### Exercise
Copy each line of the listing below exactly.

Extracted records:
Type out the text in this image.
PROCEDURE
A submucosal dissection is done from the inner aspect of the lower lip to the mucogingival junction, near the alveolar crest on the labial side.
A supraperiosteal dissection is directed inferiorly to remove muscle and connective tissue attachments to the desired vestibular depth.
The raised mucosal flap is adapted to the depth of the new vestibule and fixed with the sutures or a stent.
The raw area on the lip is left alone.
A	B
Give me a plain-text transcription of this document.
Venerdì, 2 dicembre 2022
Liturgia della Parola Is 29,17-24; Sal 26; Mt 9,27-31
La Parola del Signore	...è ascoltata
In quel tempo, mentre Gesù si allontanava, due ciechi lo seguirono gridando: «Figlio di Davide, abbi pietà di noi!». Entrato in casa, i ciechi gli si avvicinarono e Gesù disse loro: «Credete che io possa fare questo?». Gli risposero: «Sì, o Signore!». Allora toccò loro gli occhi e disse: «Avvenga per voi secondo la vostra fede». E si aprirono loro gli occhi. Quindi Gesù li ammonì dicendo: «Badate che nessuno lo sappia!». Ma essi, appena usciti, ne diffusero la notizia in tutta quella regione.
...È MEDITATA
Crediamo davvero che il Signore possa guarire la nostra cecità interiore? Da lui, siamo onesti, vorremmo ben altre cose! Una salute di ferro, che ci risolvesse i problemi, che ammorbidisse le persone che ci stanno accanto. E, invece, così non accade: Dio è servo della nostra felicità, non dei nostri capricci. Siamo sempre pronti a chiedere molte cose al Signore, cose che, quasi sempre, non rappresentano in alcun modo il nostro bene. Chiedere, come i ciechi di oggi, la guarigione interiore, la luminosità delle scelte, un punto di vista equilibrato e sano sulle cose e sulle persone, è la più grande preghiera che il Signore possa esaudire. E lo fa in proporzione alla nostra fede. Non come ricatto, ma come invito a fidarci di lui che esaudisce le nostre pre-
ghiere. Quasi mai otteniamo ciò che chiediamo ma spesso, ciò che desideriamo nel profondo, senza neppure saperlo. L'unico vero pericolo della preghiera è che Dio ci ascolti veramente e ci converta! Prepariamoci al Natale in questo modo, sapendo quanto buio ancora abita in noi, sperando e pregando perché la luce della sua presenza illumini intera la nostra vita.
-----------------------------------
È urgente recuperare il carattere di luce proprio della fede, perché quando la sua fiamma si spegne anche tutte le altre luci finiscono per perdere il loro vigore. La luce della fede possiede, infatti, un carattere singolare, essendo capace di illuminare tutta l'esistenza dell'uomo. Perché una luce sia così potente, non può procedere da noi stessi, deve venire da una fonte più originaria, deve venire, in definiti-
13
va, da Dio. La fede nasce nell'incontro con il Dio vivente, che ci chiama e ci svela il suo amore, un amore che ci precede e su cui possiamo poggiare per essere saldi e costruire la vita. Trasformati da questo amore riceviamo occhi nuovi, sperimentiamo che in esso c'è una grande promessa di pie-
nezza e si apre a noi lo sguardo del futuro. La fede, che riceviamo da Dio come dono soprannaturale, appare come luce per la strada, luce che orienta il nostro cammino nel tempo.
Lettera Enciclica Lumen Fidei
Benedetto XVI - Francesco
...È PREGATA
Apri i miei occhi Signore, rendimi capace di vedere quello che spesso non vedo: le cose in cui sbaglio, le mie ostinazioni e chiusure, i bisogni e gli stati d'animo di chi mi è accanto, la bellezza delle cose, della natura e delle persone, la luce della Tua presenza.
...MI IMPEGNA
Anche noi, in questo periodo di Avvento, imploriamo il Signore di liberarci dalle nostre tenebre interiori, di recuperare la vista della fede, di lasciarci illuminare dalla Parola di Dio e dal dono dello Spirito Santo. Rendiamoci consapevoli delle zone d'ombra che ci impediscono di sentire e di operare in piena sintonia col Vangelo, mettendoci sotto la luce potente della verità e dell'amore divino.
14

### Result for this task
Type out the text in this image.
PROCEDURE
A submucosal dissection is done from the inner aspect of the lower lip to the mucogingival junction, near the alveolar crest on the labial side.
A supraperiosteal dissection is directed inferiorly to remove muscle and connective tissue attachments to the desired vestibular depth.
The raised mucosal flap is adapted to the depth of the new vestibule and fixed with the sutures or a stent.
The raw area on the lip is left alone.
A	B
Give me a plain-text transcription of this document.
Venerdì, 2 dicembre 2022
Liturgia della Parola Is 29,17-24; Sal 26; Mt 9,27-31
La Parola del Signore	...è ascoltata
In quel tempo, mentre Gesù si allontanava, due ciechi lo seguirono gridando: «Figlio di Davide, abbi pietà di noi!». Entrato in casa, i ciechi gli si avvicinarono e Gesù disse loro: «Credete che io possa fare questo?». Gli risposero: «Sì, o Signore!». Allora toccò loro gli occhi e disse: «Avvenga per voi secondo la vostra fede». E si aprirono loro gli occhi. Quindi Gesù li ammonì dicendo: «Badate che nessuno lo sappia!». Ma essi, appena usciti, ne diffusero la notizia in tutta quella regione.
...È MEDITATA
Crediamo davvero che il Signore possa guarire la nostra cecità interiore? Da lui, siamo onesti, vorremmo ben altre cose! Una salute di ferro, che ci risolvesse i problemi, che ammorbidisse le persone che ci stanno accanto. E, invece, così non accade: Dio è servo della nostra felicità, non dei nostri capricci. Siamo sempre pronti a chiedere molte cose al Signore, cose che, quasi sempre, non rappresentano in alcun modo il nostro bene. Chiedere, come i ciechi di oggi, la guarigione interiore, la luminosità delle scelte, un punto di vista equilibrato e sano sulle cose e sulle persone, è la più grande preghiera che il Signore possa esaudire. E lo fa in proporzione alla nostra fede. Non come ricatto, ma come invito a fidarci di lui che esaudisce le nostre pre-
ghiere. Quasi mai otteniamo ciò che chiediamo ma spesso, ciò che desideriamo nel profondo, senza neppure saperlo. L'unico vero pericolo della preghiera è che Dio ci ascolti veramente e ci converta! Prepariamoci al Natale in questo modo, sapendo quanto buio ancora abita in noi, sperando e pregando perché la luce della sua presenza illumini intera la nostra vita.
-----------------------------------
È urgente recuperare il carattere di luce proprio della fede, perché quando la sua fiamma si spegne anche tutte le altre luci finiscono per perdere il loro vigore. La luce della fede possiede, infatti, un carattere singolare, essendo capace di illuminare tutta l'esistenza dell'uomo. Perché una luce sia così potente, non può procedere da noi stessi, deve venire da una fonte più originaria, deve venire, in definiti-
13
va, da Dio. La fede nasce nell'incontro con il Dio vivente, che ci chiama e ci svela il suo amore, un amore che ci precede e su cui possiamo poggiare per essere saldi e costruire la vita. Trasformati da questo amore riceviamo occhi nuovi, sperimentiamo che in esso c'è una grande promessa di pie-
nezza e si apre a noi lo sguardo del futuro. La fede, che riceviamo da Dio come dono soprannaturale, appare come luce per la strada, luce che orienta il nostro cammino nel tempo.
Lettera Enciclica Lumen Fidei
Benedetto XVI - Francesco
...È PREGATA
Apri i miei occhi Signore, rendimi capace di vedere quello che spesso non vedo: le cose in cui sbaglio, le mie ostinazioni e chiusure, i bisogni e gli stati d'animo di chi mi è accanto, la bellezza delle cose, della natura e delle persone, la luce della Tua presenza.
...MI IMPEGNA
Anche noi, in questo periodo di Avvento, imploriamo il Signore di liberarci dalle nostre tenebre interiori, di recuperare la vista della fede, di lasciarci illuminare dalla Parola di Dio e dal dono dello Spirito Santo. Rendiamoci consapevoli delle zone d'ombra che ci impediscono di sentire e di operare in piena sintonia col Vangelo, mettendoci sotto la luce potente della verità e dell'amore divino.
14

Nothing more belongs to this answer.